» The problem
In the entries below, identify every line with the string "degree" and copy it.

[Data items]
★ ★ ★ ★

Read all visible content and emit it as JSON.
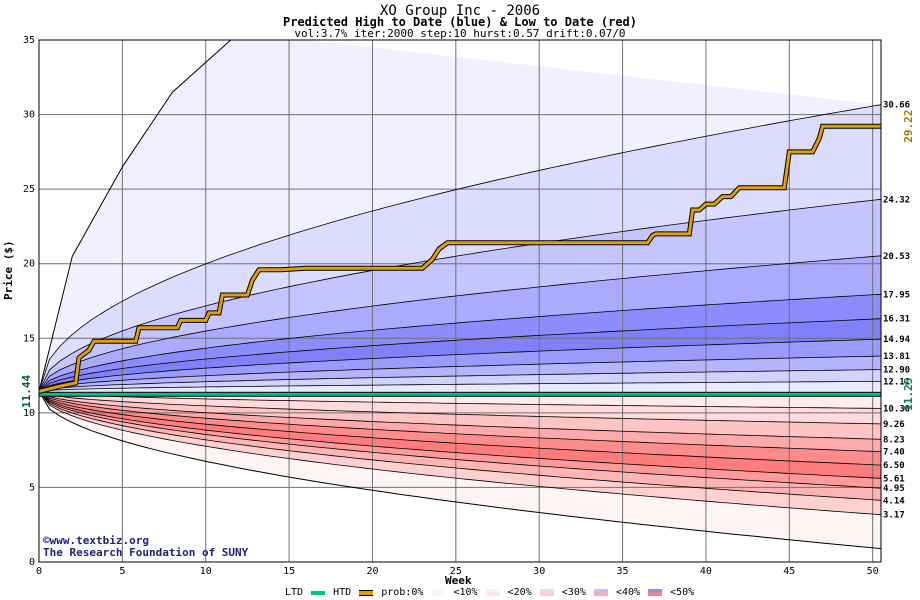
{
  "chart_data": {
    "type": "area",
    "title": "XO Group Inc - 2006",
    "subtitle": "Predicted High to Date (blue) &  Low to Date (red)",
    "params": "vol:3.7% iter:2000 step:10 hurst:0.57 drift:0.07/0",
    "xlabel": "Week",
    "ylabel": "Price ($)",
    "xlim": [
      0,
      50.5
    ],
    "ylim": [
      0,
      35
    ],
    "xticks": [
      0,
      5,
      10,
      15,
      20,
      25,
      30,
      35,
      40,
      45,
      50
    ],
    "yticks": [
      0,
      5,
      10,
      15,
      20,
      25,
      30,
      35
    ],
    "grid": true,
    "start_price": 11.44,
    "current_low_label": "11.25",
    "current_high_label": "29.22",
    "high_quantiles": [
      "30.66",
      "24.32",
      "20.53",
      "17.95",
      "16.31",
      "14.94",
      "13.81",
      "12.90",
      "12.11"
    ],
    "low_quantiles": [
      "10.30",
      "9.26",
      "8.23",
      "7.40",
      "6.50",
      "5.61",
      "4.95",
      "4.14",
      "3.17"
    ],
    "high_quantile_values": [
      30.66,
      24.32,
      20.53,
      17.95,
      16.31,
      14.94,
      13.81,
      12.9,
      12.11
    ],
    "low_quantile_values": [
      10.3,
      9.26,
      8.23,
      7.4,
      6.5,
      5.61,
      4.95,
      4.14,
      3.17
    ],
    "outer_high_curve": {
      "x": [
        0,
        2,
        5,
        8,
        12
      ],
      "y": [
        11.44,
        20.5,
        26.5,
        31.5,
        35.5
      ]
    },
    "outer_low_value": 0.9,
    "htd_path": {
      "x": [
        0,
        1.3,
        2.2,
        2.4,
        3.0,
        3.3,
        5.8,
        6.0,
        8.3,
        8.5,
        10.0,
        10.2,
        10.8,
        11.0,
        12.5,
        12.8,
        13.2,
        14.5,
        16.0,
        17.0,
        23.0,
        23.6,
        24.0,
        24.5,
        30.0,
        36.5,
        36.8,
        37.0,
        39.0,
        39.2,
        39.6,
        40.0,
        40.5,
        41.0,
        41.5,
        42.0,
        44.7,
        45.0,
        46.4,
        46.8,
        47.0,
        50.5
      ],
      "y": [
        11.44,
        11.8,
        12.0,
        13.7,
        14.2,
        14.8,
        14.8,
        15.7,
        15.7,
        16.2,
        16.2,
        16.7,
        16.7,
        17.9,
        17.9,
        18.9,
        19.6,
        19.6,
        19.7,
        19.7,
        19.7,
        20.3,
        21.0,
        21.4,
        21.4,
        21.4,
        21.9,
        22.0,
        22.0,
        23.6,
        23.6,
        24.0,
        24.0,
        24.5,
        24.5,
        25.1,
        25.1,
        27.5,
        27.5,
        28.4,
        29.22,
        29.22
      ]
    },
    "ltd_value": 11.25,
    "series": [
      {
        "name": "LTD",
        "color": "#00c090"
      },
      {
        "name": "HTD",
        "color": "#e0a000"
      }
    ],
    "legend": {
      "placement": "bottom",
      "ltd": "LTD",
      "htd": "HTD",
      "prob": "prob:0%",
      "items": [
        "<10%",
        "<20%",
        "<30%",
        "<40%",
        "<50%"
      ]
    },
    "credit_line1": "©www.textbiz.org",
    "credit_line2": "The Research Foundation of SUNY"
  }
}
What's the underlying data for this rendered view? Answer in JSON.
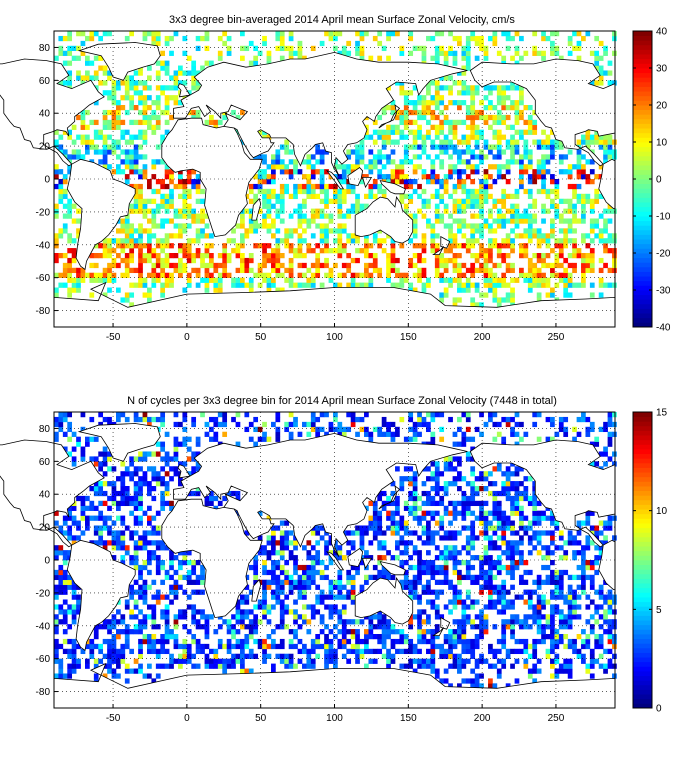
{
  "panels": [
    {
      "title": "3x3 degree bin-averaged 2014 April mean Surface Zonal Velocity, cm/s",
      "x_ticks": [
        "-50",
        "0",
        "50",
        "100",
        "150",
        "200",
        "250"
      ],
      "y_ticks": [
        "80",
        "60",
        "40",
        "20",
        "0",
        "-20",
        "-40",
        "-60",
        "-80"
      ],
      "colorbar_ticks": [
        "40",
        "30",
        "20",
        "10",
        "0",
        "-10",
        "-20",
        "-30",
        "-40"
      ],
      "colorbar_range": [
        -40,
        40
      ],
      "colormap": "jet",
      "field": "velocity"
    },
    {
      "title": "N of cycles per 3x3 degree bin for 2014 April mean Surface Zonal Velocity (7448 in total)",
      "x_ticks": [
        "-50",
        "0",
        "50",
        "100",
        "150",
        "200",
        "250"
      ],
      "y_ticks": [
        "80",
        "60",
        "40",
        "20",
        "0",
        "-20",
        "-40",
        "-60",
        "-80"
      ],
      "colorbar_ticks": [
        "15",
        "10",
        "5",
        "0"
      ],
      "colorbar_range": [
        0,
        15
      ],
      "colormap": "jet",
      "field": "counts"
    }
  ],
  "map": {
    "lon_range": [
      -90,
      290
    ],
    "lat_range": [
      -90,
      90
    ],
    "bin_size_deg": 3,
    "grid": "dotted",
    "coastline_color": "#000000"
  }
}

★ ★ ★ ★

» Full output
      "title": "3x3 degree bin-averaged 2014 April mean Surface Zonal Velocity, cm/s",
      "title": "N of cycles per 3x3 degree bin for 2014 April mean Surface Zonal Velocity (7448 in total)",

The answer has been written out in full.